## [What needs to be done]
Keep the images out and copy every entry below exactly.
#### The records
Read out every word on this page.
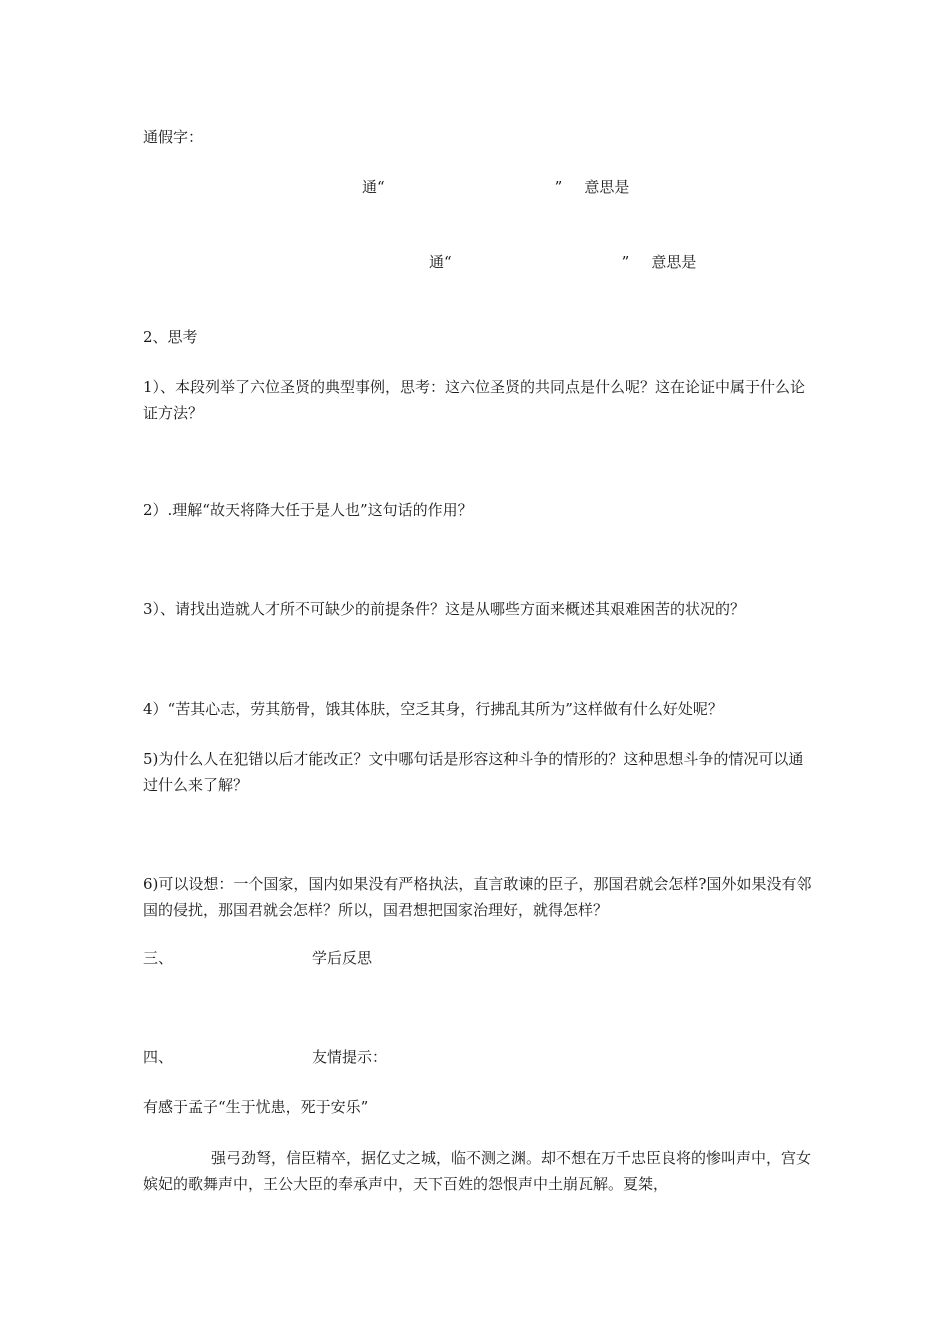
通假字：
通“	” 意思是
通“	” 意思是
2、思考
1）、本段列举了六位圣贤的典型事例，思考：这六位圣贤的共同点是什么呢？这在论证中属于什么论证方法？
2）.理解“故天将降大任于是人也”这句话的作用？
3）、请找出造就人才所不可缺少的前提条件？这是从哪些方面来概述其艰难困苦的状况的？
4）“苦其心志，劳其筋骨，饿其体肤，空乏其身，行拂乱其所为”这样做有什么好处呢？
5)为什么人在犯错以后才能改正？文中哪句话是形容这种斗争的情形的？这种思想斗争的情况可以通过什么来了解？
6)可以设想：一个国家，国内如果没有严格执法，直言敢谏的臣子，那国君就会怎样?国外如果没有邻国的侵扰，那国君就会怎样？所以，国君想把国家治理好，就得怎样？
三、	学后反思
四、	友情提示：
有感于孟子“生于忧患，死于安乐”
强弓劲弩，信臣精卒，据亿丈之城，临不测之渊。却不想在万千忠臣良将的惨叫声中，宫女嫔妃的歌舞声中，王公大臣的奉承声中，天下百姓的怨恨声中土崩瓦解。夏桀，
########
## [Result below]
Read out every word on this page.
通假字：
通“	” 意思是
通“	” 意思是
2、思考
1）、本段列举了六位圣贤的典型事例，思考：这六位圣贤的共同点是什么呢？这在论证中属于什么论证方法？
2）.理解“故天将降大任于是人也”这句话的作用？
3）、请找出造就人才所不可缺少的前提条件？这是从哪些方面来概述其艰难困苦的状况的？
4）“苦其心志，劳其筋骨，饿其体肤，空乏其身，行拂乱其所为”这样做有什么好处呢？
5)为什么人在犯错以后才能改正？文中哪句话是形容这种斗争的情形的？这种思想斗争的情况可以通过什么来了解？
6)可以设想：一个国家，国内如果没有严格执法，直言敢谏的臣子，那国君就会怎样?国外如果没有邻国的侵扰，那国君就会怎样？所以，国君想把国家治理好，就得怎样？
三、	学后反思
四、	友情提示：
有感于孟子“生于忧患，死于安乐”
强弓劲弩，信臣精卒，据亿丈之城，临不测之渊。却不想在万千忠臣良将的惨叫声中，宫女嫔妃的歌舞声中，王公大臣的奉承声中，天下百姓的怨恨声中土崩瓦解。夏桀，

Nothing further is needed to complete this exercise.